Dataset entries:
□ □ □ □ □

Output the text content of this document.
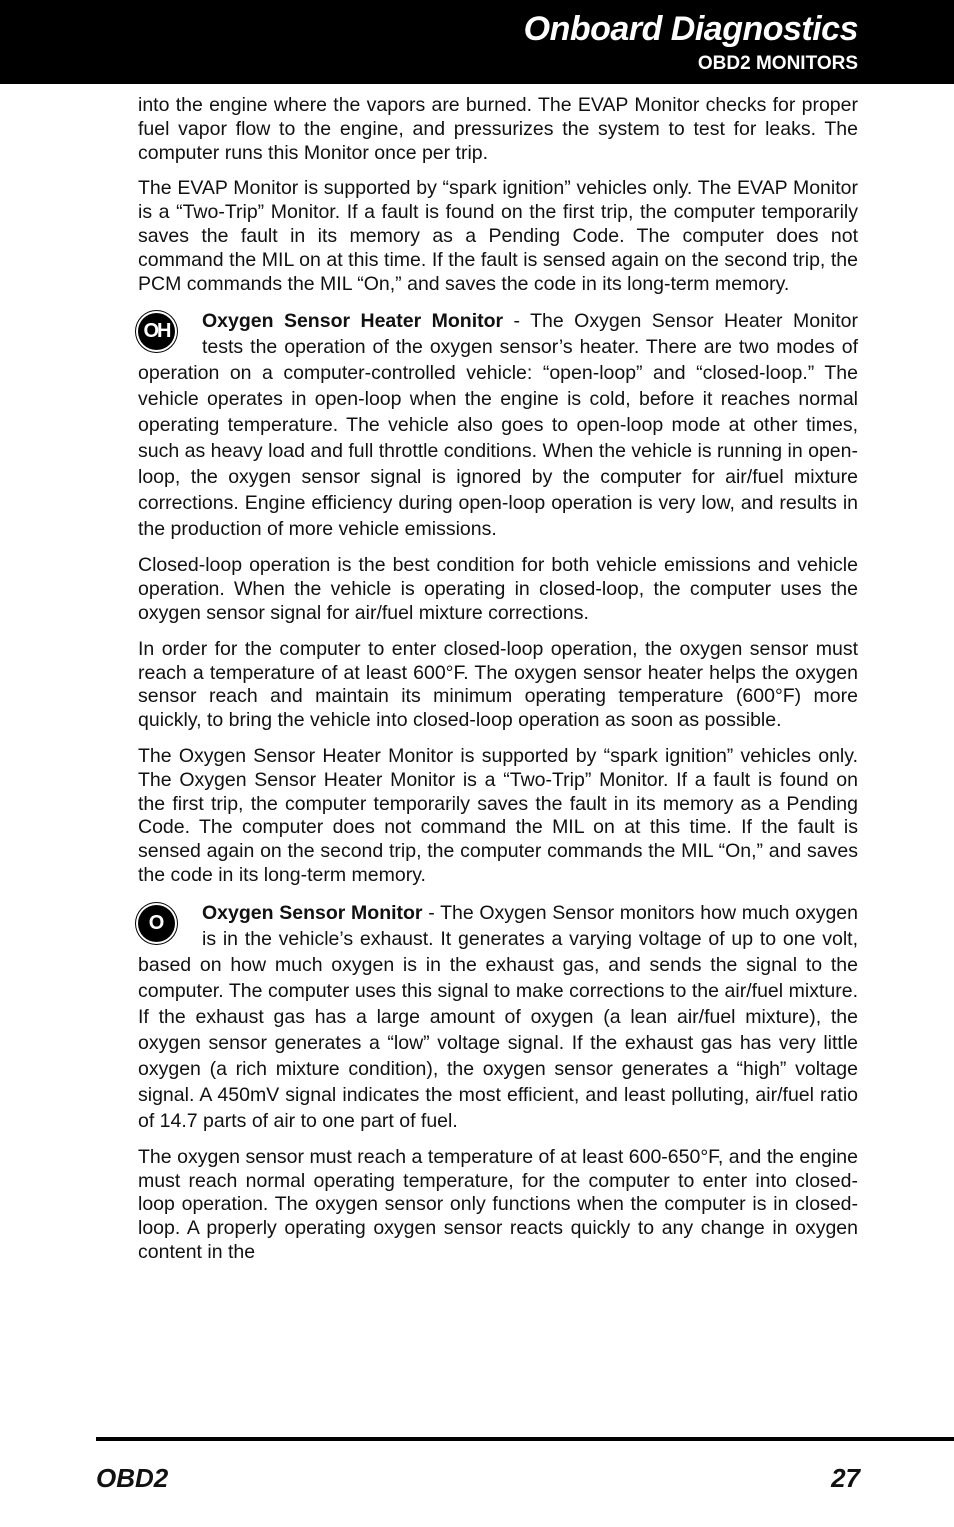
Onboard Diagnostics
OBD2 MONITORS

into the engine where the vapors are burned. The EVAP Monitor checks for proper fuel vapor flow to the engine, and pressurizes the system to test for leaks. The computer runs this Monitor once per trip.

The EVAP Monitor is supported by “spark ignition” vehicles only. The EVAP Monitor is a “Two-Trip” Monitor. If a fault is found on the first trip, the computer temporarily saves the fault in its memory as a Pending Code. The computer does not command the MIL on at this time. If the fault is sensed again on the second trip, the PCM commands the MIL “On,” and saves the code in its long-term memory.

OH Oxygen Sensor Heater Monitor - The Oxygen Sensor Heater Monitor tests the operation of the oxygen sensor’s heater. There are two modes of operation on a computer-controlled vehicle: “open-loop” and “closed-loop.” The vehicle operates in open-loop when the engine is cold, before it reaches normal operating temperature. The vehicle also goes to open-loop mode at other times, such as heavy load and full throttle conditions. When the vehicle is running in open-loop, the oxygen sensor signal is ignored by the computer for air/fuel mixture corrections. Engine efficiency during open-loop operation is very low, and results in the production of more vehicle emissions.

Closed-loop operation is the best condition for both vehicle emissions and vehicle operation. When the vehicle is operating in closed-loop, the computer uses the oxygen sensor signal for air/fuel mixture corrections.

In order for the computer to enter closed-loop operation, the oxygen sensor must reach a temperature of at least 600°F. The oxygen sensor heater helps the oxygen sensor reach and maintain its minimum operating temperature (600°F) more quickly, to bring the vehicle into closed-loop operation as soon as possible.

The Oxygen Sensor Heater Monitor is supported by “spark ignition” vehicles only. The Oxygen Sensor Heater Monitor is a “Two-Trip” Monitor. If a fault is found on the first trip, the computer temporarily saves the fault in its memory as a Pending Code. The computer does not command the MIL on at this time. If the fault is sensed again on the second trip, the computer commands the MIL “On,” and saves the code in its long-term memory.

O	Oxygen Sensor Monitor - The Oxygen Sensor monitors how much oxygen is in the vehicle’s exhaust. It generates a varying voltage of up to one volt, based on how much oxygen is in the exhaust gas, and sends the signal to the computer. The computer uses this signal to make corrections to the air/fuel mixture. If the exhaust gas has a large amount of oxygen (a lean air/fuel mixture), the oxygen sensor generates a “low” voltage signal. If the exhaust gas has very little oxygen (a rich mixture condition), the oxygen sensor generates a “high” voltage signal. A 450mV signal indicates the most efficient, and least polluting, air/fuel ratio of 14.7 parts of air to one part of fuel.

The oxygen sensor must reach a temperature of at least 600-650°F, and the engine must reach normal operating temperature, for the computer to enter into closed-loop operation. The oxygen sensor only functions when the computer is in closed-loop. A properly operating oxygen sensor reacts quickly to any change in oxygen content in the

OBD2	27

□ □ □ □ □

* What you should do
Reproduce the full listing above verbatim, with no pictures included.

* Answer in full
Output the text content of this document.
Onboard Diagnostics
OBD2 MONITORS

into the engine where the vapors are burned. The EVAP Monitor checks for proper fuel vapor flow to the engine, and pressurizes the system to test for leaks. The computer runs this Monitor once per trip.

The EVAP Monitor is supported by “spark ignition” vehicles only. The EVAP Monitor is a “Two-Trip” Monitor. If a fault is found on the first trip, the computer temporarily saves the fault in its memory as a Pending Code. The computer does not command the MIL on at this time. If the fault is sensed again on the second trip, the PCM commands the MIL “On,” and saves the code in its long-term memory.

OH Oxygen Sensor Heater Monitor - The Oxygen Sensor Heater Monitor tests the operation of the oxygen sensor’s heater. There are two modes of operation on a computer-controlled vehicle: “open-loop” and “closed-loop.” The vehicle operates in open-loop when the engine is cold, before it reaches normal operating temperature. The vehicle also goes to open-loop mode at other times, such as heavy load and full throttle conditions. When the vehicle is running in open-loop, the oxygen sensor signal is ignored by the computer for air/fuel mixture corrections. Engine efficiency during open-loop operation is very low, and results in the production of more vehicle emissions.

Closed-loop operation is the best condition for both vehicle emissions and vehicle operation. When the vehicle is operating in closed-loop, the computer uses the oxygen sensor signal for air/fuel mixture corrections.

In order for the computer to enter closed-loop operation, the oxygen sensor must reach a temperature of at least 600°F. The oxygen sensor heater helps the oxygen sensor reach and maintain its minimum operating temperature (600°F) more quickly, to bring the vehicle into closed-loop operation as soon as possible.

The Oxygen Sensor Heater Monitor is supported by “spark ignition” vehicles only. The Oxygen Sensor Heater Monitor is a “Two-Trip” Monitor. If a fault is found on the first trip, the computer temporarily saves the fault in its memory as a Pending Code. The computer does not command the MIL on at this time. If the fault is sensed again on the second trip, the computer commands the MIL “On,” and saves the code in its long-term memory.

O	Oxygen Sensor Monitor - The Oxygen Sensor monitors how much oxygen is in the vehicle’s exhaust. It generates a varying voltage of up to one volt, based on how much oxygen is in the exhaust gas, and sends the signal to the computer. The computer uses this signal to make corrections to the air/fuel mixture. If the exhaust gas has a large amount of oxygen (a lean air/fuel mixture), the oxygen sensor generates a “low” voltage signal. If the exhaust gas has very little oxygen (a rich mixture condition), the oxygen sensor generates a “high” voltage signal. A 450mV signal indicates the most efficient, and least polluting, air/fuel ratio of 14.7 parts of air to one part of fuel.

The oxygen sensor must reach a temperature of at least 600-650°F, and the engine must reach normal operating temperature, for the computer to enter into closed-loop operation. The oxygen sensor only functions when the computer is in closed-loop. A properly operating oxygen sensor reacts quickly to any change in oxygen content in the

OBD2	27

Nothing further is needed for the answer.